What you are asked to do
Can you transcribe every record below exactly as it appears?

★ ★ ★ ★ ★ ★ ★

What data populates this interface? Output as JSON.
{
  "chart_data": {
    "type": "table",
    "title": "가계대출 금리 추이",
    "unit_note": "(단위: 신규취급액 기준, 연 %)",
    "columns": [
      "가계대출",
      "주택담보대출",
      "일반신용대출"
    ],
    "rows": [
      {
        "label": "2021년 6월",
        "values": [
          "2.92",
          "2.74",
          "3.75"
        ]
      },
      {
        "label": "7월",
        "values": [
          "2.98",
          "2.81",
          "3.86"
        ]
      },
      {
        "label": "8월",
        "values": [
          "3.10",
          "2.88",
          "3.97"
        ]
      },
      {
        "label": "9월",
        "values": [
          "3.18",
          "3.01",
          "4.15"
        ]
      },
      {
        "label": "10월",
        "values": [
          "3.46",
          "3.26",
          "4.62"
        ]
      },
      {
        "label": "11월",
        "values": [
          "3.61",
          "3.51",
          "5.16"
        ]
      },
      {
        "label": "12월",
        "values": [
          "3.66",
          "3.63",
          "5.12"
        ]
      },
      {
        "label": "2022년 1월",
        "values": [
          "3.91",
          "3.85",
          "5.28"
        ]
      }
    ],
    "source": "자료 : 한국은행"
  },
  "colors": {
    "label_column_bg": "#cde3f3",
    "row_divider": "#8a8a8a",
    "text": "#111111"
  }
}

★ ★ ★ ★ ★ ★ ★

Answer to this problem
What data populates this interface? Output as JSON.
{
  "chart_data": {
    "type": "table",
    "title": "가계대출 금리 추이",
    "unit_note": "(단위: 신규취급액 기준, 연 %)",
    "columns": [
      "가계대출",
      "주택담보대출",
      "일반신용대출"
    ],
    "rows": [
      {
        "label": "2021년 6월",
        "values": [
          "2.92",
          "2.74",
          "3.75"
        ]
      },
      {
        "label": "7월",
        "values": [
          "2.98",
          "2.81",
          "3.86"
        ]
      },
      {
        "label": "8월",
        "values": [
          "3.10",
          "2.88",
          "3.97"
        ]
      },
      {
        "label": "9월",
        "values": [
          "3.18",
          "3.01",
          "4.15"
        ]
      },
      {
        "label": "10월",
        "values": [
          "3.46",
          "3.26",
          "4.62"
        ]
      },
      {
        "label": "11월",
        "values": [
          "3.61",
          "3.51",
          "5.16"
        ]
      },
      {
        "label": "12월",
        "values": [
          "3.66",
          "3.63",
          "5.12"
        ]
      },
      {
        "label": "2022년 1월",
        "values": [
          "3.91",
          "3.85",
          "5.28"
        ]
      }
    ],
    "source": "자료 : 한국은행"
  },
  "colors": {
    "label_column_bg": "#cde3f3",
    "row_divider": "#8a8a8a",
    "text": "#111111"
  }
}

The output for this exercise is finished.